**GOAL**
Please reproduce the lines of the listing below, starting at the line that contains "60, 42, 70]" and stopping after the line that contains "Detect and localize". Both of those lines are included.

(Data listing)
** begin **

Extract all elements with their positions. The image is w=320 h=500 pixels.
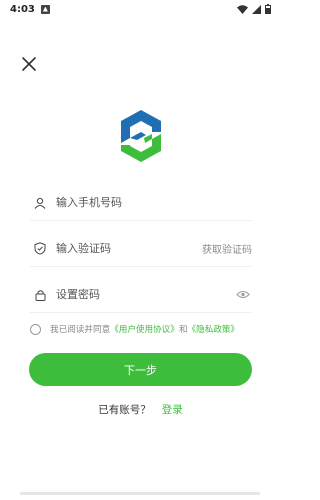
battery-icon <box>265 4 271 14</box>
close-button[interactable] <box>19 54 39 74</box>
agreement-and: 和 <box>178 325 188 335</box>
agree-radio[interactable] <box>30 323 41 335</box>
password-input[interactable] <box>56 288 236 301</box>
status-bar: 4:03 <box>0 0 281 18</box>
wifi-icon <box>237 4 248 14</box>
login-link[interactable]: 登录 <box>162 402 183 417</box>
privacy-policy-link[interactable]: 《隐私政策》 <box>188 323 240 335</box>
shield-icon <box>33 242 47 256</box>
phone-field <box>30 185 252 221</box>
eye-icon[interactable] <box>236 289 252 301</box>
signal-icon <box>252 4 261 14</box>
user-agreement-link[interactable]: 《用户使用协议》 <box>110 323 179 335</box>
status-time: 4:03 <box>10 3 35 15</box>
password-field <box>30 277 252 313</box>
phone-input[interactable] <box>56 196 252 209</box>
lock-icon <box>33 288 47 302</box>
agreement-prefix: 我已阅读并同意 <box>50 325 111 335</box>
status-icons <box>237 4 271 14</box>
code-input[interactable] <box>56 242 202 255</box>
code-field: 获取验证码 <box>30 231 252 267</box>
notification-icon <box>40 4 50 14</box>
agreement-row: 我已阅读并同意 《用户使用协议》 和 《隐私政策》 <box>30 322 270 336</box>
login-question: 已有账号？ <box>98 404 151 416</box>
next-button[interactable]: 下一步 <box>29 353 252 386</box>
login-row: 已有账号？ 登录 <box>0 402 281 417</box>
get-code-button[interactable]: 获取验证码 <box>202 241 252 256</box>
app-logo <box>116 108 166 164</box>
user-icon <box>33 196 47 210</box>
home-indicator <box>20 492 260 495</box>
close-icon <box>22 57 36 71</box>
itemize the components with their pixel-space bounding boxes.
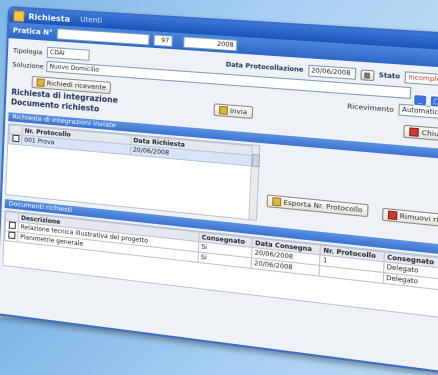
soluzione-label: Soluzione	[12, 60, 42, 70]
data-protocollo-label: Data Protocollazione	[226, 61, 304, 74]
window-title: Richiesta	[28, 12, 70, 24]
data-protocollo-field[interactable]: 20/06/2008	[308, 65, 356, 80]
minimize-icon[interactable]: _	[413, 94, 428, 107]
desktop: Richiesta Utenti Pratica N° 97 2008 Tipo…	[0, 0, 438, 318]
calendar-icon[interactable]: ▦	[360, 69, 374, 81]
export-icon	[272, 197, 281, 206]
folder-icon	[37, 78, 45, 87]
maximize-icon[interactable]: □	[429, 95, 438, 108]
rimuovi-button[interactable]: Rimuovi richiesta	[382, 208, 438, 230]
esporta-button[interactable]: Esporta Nr. Protocollo	[267, 194, 369, 217]
application-window: Richiesta Utenti Pratica N° 97 2008 Tipo…	[0, 6, 438, 375]
rimuovi-label: Rimuovi richiesta	[399, 211, 438, 229]
delete-icon	[388, 211, 398, 221]
chiudi-label: Chiudi	[421, 127, 438, 140]
tipologia-field[interactable]: CDAI	[47, 47, 90, 61]
chiudi-button[interactable]: Chiudi	[404, 125, 438, 142]
row-checkbox[interactable]	[9, 134, 22, 145]
send-icon	[219, 106, 228, 115]
menu-utenti[interactable]: Utenti	[80, 15, 102, 24]
tipologia-label: Tipologia	[13, 46, 43, 56]
esporta-label: Esporta Nr. Protocollo	[283, 197, 363, 215]
row-checkbox[interactable]	[5, 231, 18, 242]
close-icon	[410, 127, 420, 136]
invia-button[interactable]: Invia	[213, 103, 252, 119]
pratica-label: Pratica N°	[13, 26, 53, 37]
stato-field[interactable]: Incompleta	[404, 71, 438, 87]
stato-label: Stato	[379, 72, 401, 81]
app-icon	[13, 10, 24, 22]
invia-label: Invia	[230, 106, 248, 118]
protocol-scroll-thumb[interactable]	[252, 154, 260, 167]
pratica-prefix-field[interactable]: 97	[153, 34, 173, 47]
ricevimento-label: Ricevimento	[347, 101, 394, 113]
anno-field[interactable]: 2008	[183, 36, 237, 51]
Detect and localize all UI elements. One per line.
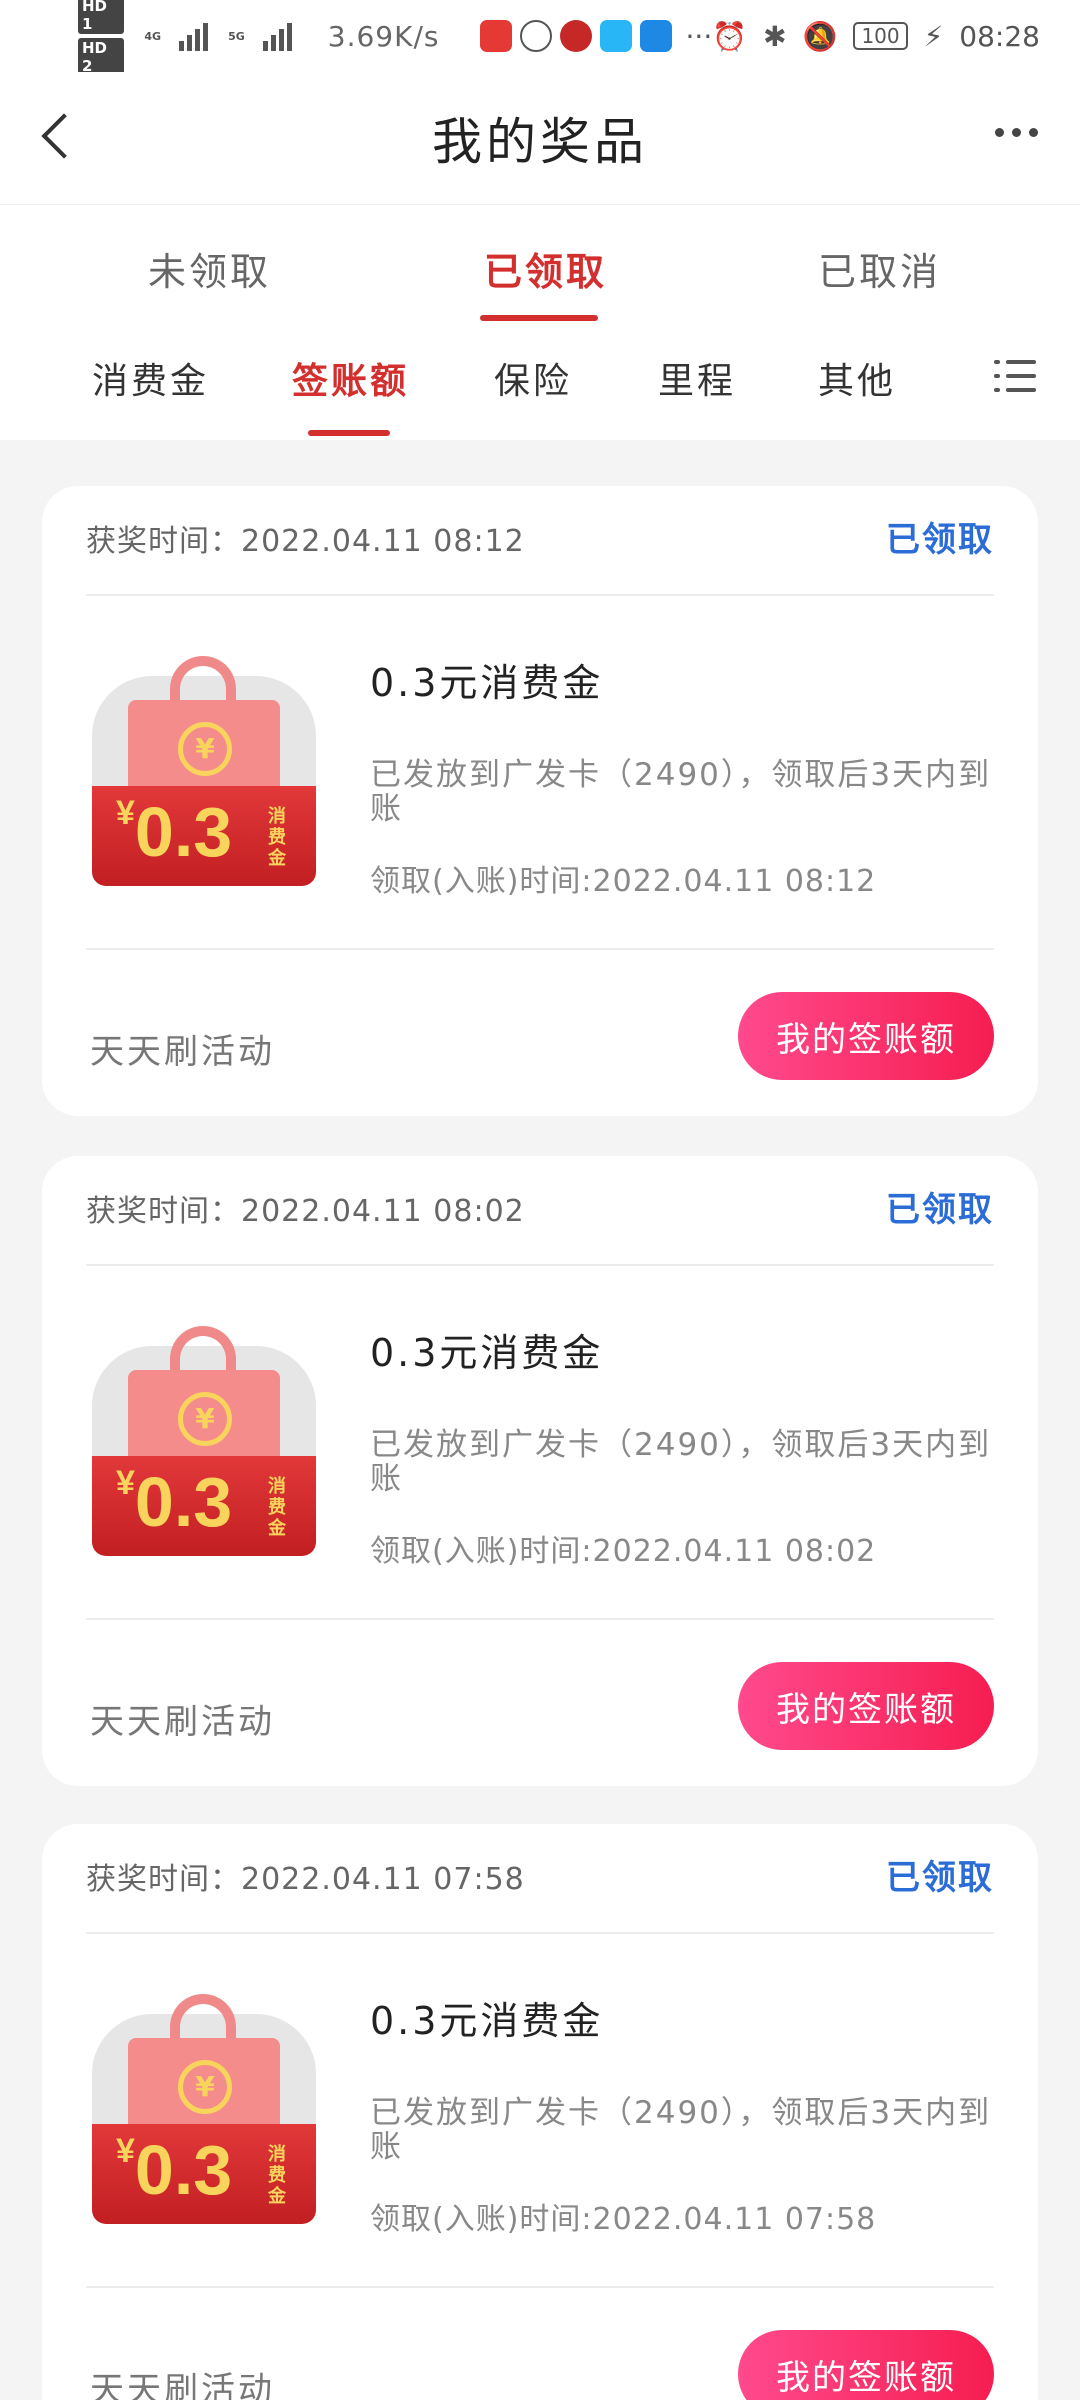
status-badge: 已领取 — [886, 1190, 994, 1230]
menu-list-icon[interactable] — [994, 358, 1036, 396]
award-time: 获奖时间：2022.04.11 08:02 — [86, 1194, 525, 1229]
tab-claimed[interactable]: 已领取 — [484, 241, 607, 296]
prize-title: 0.3元消费金 — [370, 1331, 604, 1375]
status-left: HD 1 HD 2 4G 5G 3.69K/s ··· — [78, 0, 712, 76]
divider — [86, 1264, 994, 1266]
main-tab-indicator — [480, 315, 598, 321]
my-billing-credit-button[interactable]: 我的签账额 — [738, 2330, 994, 2400]
main-tabs: 未领取 已领取 已取消 — [0, 204, 1080, 322]
header-bar: 我的奖品 — [0, 72, 1080, 204]
bag-tag: 消费金 — [268, 2144, 286, 2207]
award-time: 获奖时间：2022.04.11 08:12 — [86, 524, 525, 559]
prize-card: 获奖时间：2022.04.11 07:58 已领取 ¥ ¥0.3 消费金 0.3… — [42, 1824, 1038, 2400]
tab-cancelled[interactable]: 已取消 — [818, 241, 941, 296]
huawei-app-icon — [479, 20, 512, 52]
prize-card: 获奖时间：2022.04.11 08:12 已领取 ¥ ¥0.3 消费金 0.3… — [42, 486, 1038, 1116]
status-badge: 已领取 — [886, 520, 994, 560]
claim-time: 领取(入账)时间:2022.04.11 08:02 — [370, 1534, 877, 1569]
battery-indicator: 100 — [853, 22, 908, 50]
bag-tag: 消费金 — [268, 1476, 286, 1539]
category-tabs: · 消费金 签账额 保险 里程 其他 — [0, 322, 1080, 440]
my-billing-credit-button[interactable]: 我的签账额 — [738, 1662, 994, 1750]
page-title: 我的奖品 — [432, 113, 648, 171]
claim-time: 领取(入账)时间:2022.04.11 07:58 — [370, 2202, 877, 2237]
bag-amount: ¥0.3 — [116, 2131, 233, 2209]
bluetooth-icon: ✱ — [763, 19, 787, 53]
card-header: 获奖时间：2022.04.11 08:02 已领取 — [86, 1186, 994, 1256]
hd2-badge: HD 2 — [78, 38, 125, 76]
subtab-billing-credit[interactable]: 签账额 — [292, 352, 409, 404]
divider — [86, 2286, 994, 2288]
subtab-mileage[interactable]: 里程 — [658, 352, 736, 404]
status-right: ⏰ ✱ 🔕 100 ⚡ 08:28 — [712, 20, 1040, 53]
more-notifications-icon: ··· — [685, 19, 713, 53]
status-badge: 已领取 — [886, 1858, 994, 1898]
signal-icon — [179, 21, 209, 51]
prize-description: 已发放到广发卡（2490），领取后3天内到账 — [370, 757, 992, 827]
yen-coin-icon: ¥ — [178, 722, 232, 776]
subtab-consumption-credit[interactable]: 消费金 — [92, 352, 209, 404]
subtab-indicator — [308, 430, 390, 436]
yen-coin-icon: ¥ — [178, 1392, 232, 1446]
clock: 08:28 — [959, 19, 1040, 53]
network-type-2: 5G — [228, 29, 245, 43]
health-app-icon — [519, 20, 552, 52]
signal-icon-2 — [262, 21, 292, 51]
card-header: 获奖时间：2022.04.11 08:12 已领取 — [86, 516, 994, 586]
divider — [86, 1618, 994, 1620]
card-header: 获奖时间：2022.04.11 07:58 已领取 — [86, 1854, 994, 1924]
bag-amount: ¥0.3 — [116, 793, 233, 871]
prize-title: 0.3元消费金 — [370, 1999, 604, 2043]
tab-unclaimed[interactable]: 未领取 — [148, 241, 271, 296]
bank-app-icon — [559, 20, 592, 52]
subtab-insurance[interactable]: 保险 — [494, 352, 572, 404]
activity-name: 天天刷活动 — [90, 1032, 275, 1072]
mute-icon: 🔕 — [802, 19, 838, 53]
prize-description: 已发放到广发卡（2490），领取后3天内到账 — [370, 2095, 992, 2165]
network-speed: 3.69K/s — [327, 19, 440, 53]
shopping-bag-icon: ¥ ¥0.3 消费金 — [92, 656, 316, 886]
bag-amount: ¥0.3 — [116, 1463, 233, 1541]
car-app-icon — [639, 20, 672, 52]
charging-icon: ⚡ — [923, 19, 944, 53]
back-arrow-icon[interactable] — [38, 112, 78, 162]
hd1-badge: HD 1 — [78, 0, 125, 34]
prize-title: 0.3元消费金 — [370, 661, 604, 705]
yen-coin-icon: ¥ — [178, 2060, 232, 2114]
subtab-other[interactable]: 其他 — [818, 352, 896, 404]
divider — [86, 948, 994, 950]
prize-card: 获奖时间：2022.04.11 08:02 已领取 ¥ ¥0.3 消费金 0.3… — [42, 1156, 1038, 1786]
my-billing-credit-button[interactable]: 我的签账额 — [738, 992, 994, 1080]
activity-name: 天天刷活动 — [90, 2370, 275, 2400]
alarm-icon: ⏰ — [712, 19, 748, 53]
shopping-bag-icon: ¥ ¥0.3 消费金 — [92, 1326, 316, 1556]
status-bar: HD 1 HD 2 4G 5G 3.69K/s ··· ⏰ ✱ 🔕 100 ⚡ … — [0, 0, 1080, 76]
hd-indicators: HD 1 HD 2 — [78, 0, 125, 76]
more-dots-icon[interactable] — [995, 128, 1038, 137]
delivery-app-icon — [599, 20, 632, 52]
divider — [86, 1932, 994, 1934]
network-type-1: 4G — [144, 29, 162, 43]
notification-icons: ··· — [479, 19, 713, 53]
award-time: 获奖时间：2022.04.11 07:58 — [86, 1862, 525, 1897]
prize-description: 已发放到广发卡（2490），领取后3天内到账 — [370, 1427, 992, 1497]
activity-name: 天天刷活动 — [90, 1702, 275, 1742]
divider — [86, 594, 994, 596]
bag-tag: 消费金 — [268, 806, 286, 869]
shopping-bag-icon: ¥ ¥0.3 消费金 — [92, 1994, 316, 2224]
claim-time: 领取(入账)时间:2022.04.11 08:12 — [370, 864, 877, 899]
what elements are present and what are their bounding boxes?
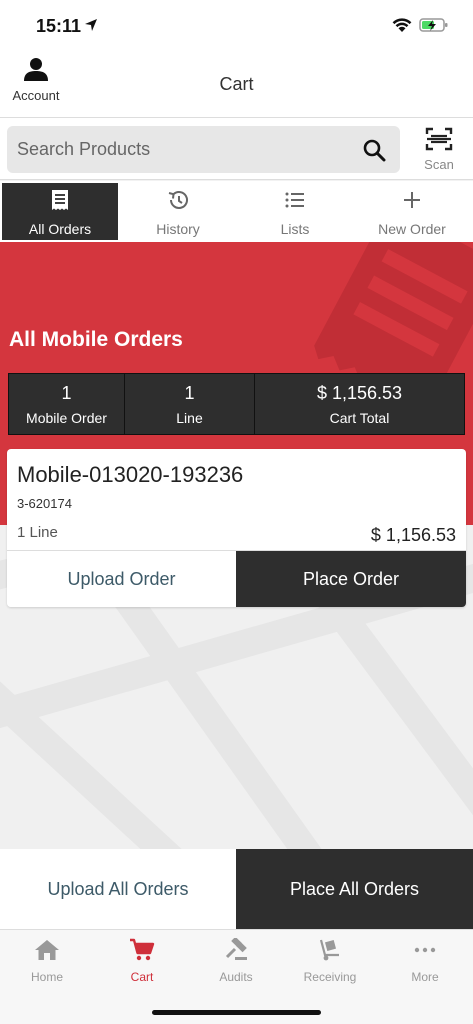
- stat-value: 1: [184, 382, 195, 403]
- stat-lines: 1 Line: [125, 374, 255, 434]
- tabbar-label: Receiving: [303, 970, 357, 984]
- stat-label: Line: [176, 409, 203, 426]
- tab-lists[interactable]: Lists: [237, 183, 353, 240]
- home-icon: [35, 940, 59, 960]
- home-indicator[interactable]: [152, 1010, 321, 1015]
- location-arrow-icon: [85, 19, 97, 31]
- wifi-icon: [392, 18, 412, 32]
- receipt-icon: [52, 190, 68, 210]
- stat-label: Mobile Order: [26, 409, 107, 426]
- receipt-watermark-icon: [314, 242, 473, 382]
- place-all-orders-button[interactable]: Place All Orders: [236, 849, 473, 929]
- upload-order-button[interactable]: Upload Order: [7, 551, 236, 607]
- section-title: All Mobile Orders: [9, 328, 183, 351]
- history-icon: [168, 191, 188, 209]
- bottom-tab-bar: Home Cart Audits Receiving More: [0, 929, 473, 1024]
- status-time: 15:11: [36, 16, 82, 36]
- tabbar-label: Audits: [219, 970, 253, 984]
- order-card[interactable]: Mobile-013020-193236 3-620174 1 Line $ 1…: [7, 449, 466, 607]
- stat-mobile-orders: 1 Mobile Order: [9, 374, 125, 434]
- battery-charging-icon: [419, 18, 448, 32]
- order-total: $ 1,156.53: [370, 525, 456, 545]
- cart-icon: [130, 938, 155, 961]
- nav-bar: Account Cart: [0, 50, 473, 118]
- gavel-icon: [225, 938, 247, 960]
- more-dots-icon: [414, 947, 436, 953]
- tabbar-label: Home: [30, 970, 63, 984]
- tabbar-item-home[interactable]: Home: [0, 938, 94, 984]
- tabbar-label: More: [411, 970, 439, 984]
- search-row: Scan: [0, 118, 473, 180]
- stat-cart-total: $ 1,156.53 Cart Total: [255, 374, 464, 434]
- order-name: Mobile-013020-193236: [17, 462, 244, 487]
- hand-truck-icon: [319, 939, 339, 961]
- tabbar-label: Cart: [130, 970, 154, 984]
- order-account-number: 3-620174: [17, 496, 72, 511]
- upload-all-orders-button[interactable]: Upload All Orders: [0, 849, 236, 929]
- bulk-actions: Upload All Orders Place All Orders: [0, 849, 473, 929]
- tab-label: New Order: [378, 221, 446, 237]
- stat-value: $ 1,156.53: [316, 382, 403, 403]
- scan-button[interactable]: Scan: [414, 126, 464, 174]
- search-icon[interactable]: [362, 138, 386, 162]
- status-bar: 15:11: [0, 0, 473, 50]
- tabbar-item-receiving[interactable]: Receiving: [283, 938, 377, 984]
- list-icon: [285, 192, 304, 208]
- order-tabs: All Orders History Lists New Order: [0, 181, 473, 242]
- tabbar-item-audits[interactable]: Audits: [189, 938, 283, 984]
- tabbar-item-more[interactable]: More: [378, 938, 472, 984]
- tab-all-orders[interactable]: All Orders: [2, 183, 118, 240]
- tab-label: All Orders: [28, 221, 92, 237]
- search-box: [7, 126, 400, 173]
- order-line-count: 1 Line: [17, 524, 58, 541]
- tab-label: Lists: [280, 221, 310, 237]
- tab-label: History: [156, 221, 200, 237]
- stats-bar: 1 Mobile Order 1 Line $ 1,156.53 Cart To…: [8, 373, 465, 435]
- scan-icon: [425, 127, 453, 151]
- tabbar-item-cart[interactable]: Cart: [95, 938, 189, 984]
- search-input[interactable]: [17, 126, 347, 173]
- stat-value: 1: [61, 382, 72, 403]
- plus-icon: [404, 192, 420, 208]
- order-actions: Upload Order Place Order: [7, 550, 466, 607]
- scan-label: Scan: [424, 157, 454, 172]
- tab-new-order[interactable]: New Order: [354, 183, 470, 240]
- stat-label: Cart Total: [329, 409, 390, 426]
- tab-history[interactable]: History: [120, 183, 236, 240]
- page-title: Cart: [219, 74, 254, 94]
- place-order-button[interactable]: Place Order: [236, 551, 466, 607]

** end **

**SOLUTION TO THE EXERCISE**
soluzione-label: Soluzione	[12, 60, 42, 70]
data-protocollo-label: Data Protocollazione	[226, 61, 304, 74]
window-title: Richiesta	[28, 12, 70, 24]
data-protocollo-field[interactable]: 20/06/2008	[308, 65, 356, 80]
minimize-icon[interactable]: _	[413, 94, 428, 107]
desktop: Richiesta Utenti Pratica N° 97 2008 Tipo…	[0, 0, 438, 318]
calendar-icon[interactable]: ▦	[360, 69, 374, 81]
export-icon	[272, 197, 281, 206]
folder-icon	[37, 78, 45, 87]
maximize-icon[interactable]: □	[429, 95, 438, 108]
rimuovi-button[interactable]: Rimuovi richiesta	[382, 208, 438, 230]
esporta-button[interactable]: Esporta Nr. Protocollo	[267, 194, 369, 217]
application-window: Richiesta Utenti Pratica N° 97 2008 Tipo…	[0, 6, 438, 375]
rimuovi-label: Rimuovi richiesta	[399, 211, 438, 229]
delete-icon	[388, 211, 398, 221]
chiudi-label: Chiudi	[421, 127, 438, 140]
tipologia-field[interactable]: CDAI	[47, 47, 90, 61]
chiudi-button[interactable]: Chiudi	[404, 125, 438, 142]
row-checkbox[interactable]	[9, 134, 22, 145]
send-icon	[219, 106, 228, 115]
menu-utenti[interactable]: Utenti	[80, 15, 102, 24]
tipologia-label: Tipologia	[13, 46, 43, 56]
esporta-label: Esporta Nr. Protocollo	[283, 197, 363, 215]
row-checkbox[interactable]	[5, 231, 18, 242]
close-icon	[410, 127, 420, 136]
invia-button[interactable]: Invia	[213, 103, 252, 119]
pratica-label: Pratica N°	[13, 26, 53, 37]
stato-field[interactable]: Incompleta	[404, 71, 438, 87]
stato-label: Stato	[379, 72, 401, 81]
app-icon	[13, 10, 24, 22]
invia-label: Invia	[230, 106, 248, 118]
protocol-scroll-thumb[interactable]	[252, 154, 260, 167]
pratica-prefix-field[interactable]: 97	[153, 34, 173, 47]
ricevimento-label: Ricevimento	[347, 101, 394, 113]
anno-field[interactable]: 2008	[183, 36, 237, 51]
Detect and localize all UI elements. One per line.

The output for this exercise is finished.